Extracted entries:

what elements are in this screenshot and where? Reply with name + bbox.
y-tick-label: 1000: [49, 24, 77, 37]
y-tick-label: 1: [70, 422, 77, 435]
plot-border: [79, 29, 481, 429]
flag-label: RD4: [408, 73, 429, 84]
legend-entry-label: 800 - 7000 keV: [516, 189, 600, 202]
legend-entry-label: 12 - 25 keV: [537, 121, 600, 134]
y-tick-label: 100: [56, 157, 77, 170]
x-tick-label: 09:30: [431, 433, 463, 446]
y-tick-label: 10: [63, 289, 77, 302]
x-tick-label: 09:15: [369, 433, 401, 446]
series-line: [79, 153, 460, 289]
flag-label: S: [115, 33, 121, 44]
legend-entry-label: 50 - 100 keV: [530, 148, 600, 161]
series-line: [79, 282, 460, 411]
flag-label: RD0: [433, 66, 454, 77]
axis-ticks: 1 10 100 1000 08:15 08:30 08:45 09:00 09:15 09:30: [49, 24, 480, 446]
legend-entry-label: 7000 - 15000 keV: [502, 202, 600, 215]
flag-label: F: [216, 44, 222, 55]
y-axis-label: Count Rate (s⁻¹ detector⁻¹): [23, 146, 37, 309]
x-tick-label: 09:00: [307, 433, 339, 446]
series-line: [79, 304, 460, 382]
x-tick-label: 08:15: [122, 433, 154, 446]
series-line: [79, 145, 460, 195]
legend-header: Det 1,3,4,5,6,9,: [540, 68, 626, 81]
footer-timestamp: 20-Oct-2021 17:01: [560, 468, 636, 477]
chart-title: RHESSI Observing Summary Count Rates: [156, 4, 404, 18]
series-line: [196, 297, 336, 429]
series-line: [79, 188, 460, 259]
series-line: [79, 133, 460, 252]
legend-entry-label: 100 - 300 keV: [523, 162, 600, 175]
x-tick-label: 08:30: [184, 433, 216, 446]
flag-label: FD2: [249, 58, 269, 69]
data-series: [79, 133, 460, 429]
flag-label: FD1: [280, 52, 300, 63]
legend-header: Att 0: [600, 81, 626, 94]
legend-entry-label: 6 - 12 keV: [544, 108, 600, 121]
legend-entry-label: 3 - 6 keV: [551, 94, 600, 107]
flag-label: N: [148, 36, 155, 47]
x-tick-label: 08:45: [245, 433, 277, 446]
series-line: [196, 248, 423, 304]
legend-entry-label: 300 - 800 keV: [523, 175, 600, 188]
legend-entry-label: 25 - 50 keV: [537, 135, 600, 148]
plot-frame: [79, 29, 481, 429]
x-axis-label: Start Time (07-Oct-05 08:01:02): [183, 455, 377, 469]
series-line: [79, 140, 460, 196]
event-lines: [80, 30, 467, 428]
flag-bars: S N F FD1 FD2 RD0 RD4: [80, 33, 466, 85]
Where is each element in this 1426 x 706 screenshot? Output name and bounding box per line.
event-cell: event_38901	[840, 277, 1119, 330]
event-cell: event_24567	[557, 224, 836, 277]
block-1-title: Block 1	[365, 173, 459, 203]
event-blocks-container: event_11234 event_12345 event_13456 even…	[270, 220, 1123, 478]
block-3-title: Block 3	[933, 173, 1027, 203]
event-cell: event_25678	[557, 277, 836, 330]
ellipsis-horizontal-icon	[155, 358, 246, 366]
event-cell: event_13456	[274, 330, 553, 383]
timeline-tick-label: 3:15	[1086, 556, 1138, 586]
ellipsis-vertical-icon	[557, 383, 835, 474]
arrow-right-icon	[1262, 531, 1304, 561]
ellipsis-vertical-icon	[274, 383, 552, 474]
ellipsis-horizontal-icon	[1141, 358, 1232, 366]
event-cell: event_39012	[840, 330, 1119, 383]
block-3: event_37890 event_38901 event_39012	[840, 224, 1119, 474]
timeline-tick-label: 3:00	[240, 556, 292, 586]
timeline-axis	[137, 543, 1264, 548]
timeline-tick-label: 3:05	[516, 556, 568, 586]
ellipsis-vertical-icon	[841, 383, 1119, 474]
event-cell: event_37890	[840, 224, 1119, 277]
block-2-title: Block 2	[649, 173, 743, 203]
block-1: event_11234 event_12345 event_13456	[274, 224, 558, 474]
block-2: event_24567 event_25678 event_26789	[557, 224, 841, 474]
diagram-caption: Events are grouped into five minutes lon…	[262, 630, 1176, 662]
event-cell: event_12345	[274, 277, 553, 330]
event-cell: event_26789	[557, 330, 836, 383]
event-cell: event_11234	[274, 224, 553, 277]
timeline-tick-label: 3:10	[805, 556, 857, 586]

Stated task:
Please reproduce every line of the records above, character for character.

Worked answer:
what elements are in this screenshot and where? Reply with name + bbox.
y-tick-label: 1000: [49, 24, 77, 37]
y-tick-label: 1: [70, 422, 77, 435]
plot-border: [79, 29, 481, 429]
flag-label: RD4: [408, 73, 429, 84]
legend-entry-label: 800 - 7000 keV: [516, 189, 600, 202]
legend-entry-label: 12 - 25 keV: [537, 121, 600, 134]
y-tick-label: 100: [56, 157, 77, 170]
x-tick-label: 09:30: [431, 433, 463, 446]
y-tick-label: 10: [63, 289, 77, 302]
x-tick-label: 09:15: [369, 433, 401, 446]
series-line: [79, 153, 460, 289]
flag-label: S: [115, 33, 121, 44]
legend-entry-label: 50 - 100 keV: [530, 148, 600, 161]
series-line: [79, 282, 460, 411]
flag-label: RD0: [433, 66, 454, 77]
axis-ticks: 1 10 100 1000 08:15 08:30 08:45 09:00 09:15 09:30: [49, 24, 480, 446]
legend-entry-label: 7000 - 15000 keV: [502, 202, 600, 215]
flag-label: F: [216, 44, 222, 55]
y-axis-label: Count Rate (s⁻¹ detector⁻¹): [23, 146, 37, 309]
x-tick-label: 09:00: [307, 433, 339, 446]
series-line: [79, 304, 460, 382]
x-tick-label: 08:15: [122, 433, 154, 446]
series-line: [79, 145, 460, 195]
legend-header: Det 1,3,4,5,6,9,: [540, 68, 626, 81]
footer-timestamp: 20-Oct-2021 17:01: [560, 468, 636, 477]
chart-title: RHESSI Observing Summary Count Rates: [156, 4, 404, 18]
series-line: [196, 297, 336, 429]
series-line: [79, 188, 460, 259]
series-line: [79, 133, 460, 252]
legend-entry-label: 100 - 300 keV: [523, 162, 600, 175]
x-tick-label: 08:30: [184, 433, 216, 446]
flag-label: FD2: [249, 58, 269, 69]
data-series: [79, 133, 460, 429]
flag-label: FD1: [280, 52, 300, 63]
legend-header: Att 0: [600, 81, 626, 94]
legend-entry-label: 6 - 12 keV: [544, 108, 600, 121]
legend-entry-label: 3 - 6 keV: [551, 94, 600, 107]
flag-label: N: [148, 36, 155, 47]
x-tick-label: 08:45: [245, 433, 277, 446]
series-line: [196, 248, 423, 304]
legend-entry-label: 300 - 800 keV: [523, 175, 600, 188]
legend-entry-label: 25 - 50 keV: [537, 135, 600, 148]
plot-frame: [79, 29, 481, 429]
x-axis-label: Start Time (07-Oct-05 08:01:02): [183, 455, 377, 469]
series-line: [79, 140, 460, 196]
event-lines: [80, 30, 467, 428]
flag-bars: S N F FD1 FD2 RD0 RD4: [80, 33, 466, 85]
Where is each element in this 1426 x 706 screenshot? Output name and bounding box per line.
event-cell: event_38901	[840, 277, 1119, 330]
event-cell: event_24567	[557, 224, 836, 277]
block-1-title: Block 1	[365, 173, 459, 203]
event-blocks-container: event_11234 event_12345 event_13456 even…	[270, 220, 1123, 478]
block-3-title: Block 3	[933, 173, 1027, 203]
event-cell: event_25678	[557, 277, 836, 330]
ellipsis-horizontal-icon	[155, 358, 246, 366]
event-cell: event_13456	[274, 330, 553, 383]
timeline-tick-label: 3:15	[1086, 556, 1138, 586]
ellipsis-vertical-icon	[557, 383, 835, 474]
arrow-right-icon	[1262, 531, 1304, 561]
ellipsis-vertical-icon	[274, 383, 552, 474]
ellipsis-horizontal-icon	[1141, 358, 1232, 366]
event-cell: event_39012	[840, 330, 1119, 383]
block-3: event_37890 event_38901 event_39012	[840, 224, 1119, 474]
timeline-tick-label: 3:00	[240, 556, 292, 586]
timeline-axis	[137, 543, 1264, 548]
timeline-tick-label: 3:05	[516, 556, 568, 586]
ellipsis-vertical-icon	[841, 383, 1119, 474]
event-cell: event_37890	[840, 224, 1119, 277]
block-2-title: Block 2	[649, 173, 743, 203]
block-1: event_11234 event_12345 event_13456	[274, 224, 558, 474]
block-2: event_24567 event_25678 event_26789	[557, 224, 841, 474]
diagram-caption: Events are grouped into five minutes lon…	[262, 630, 1176, 662]
event-cell: event_12345	[274, 277, 553, 330]
event-cell: event_26789	[557, 330, 836, 383]
event-cell: event_11234	[274, 224, 553, 277]
timeline-tick-label: 3:10	[805, 556, 857, 586]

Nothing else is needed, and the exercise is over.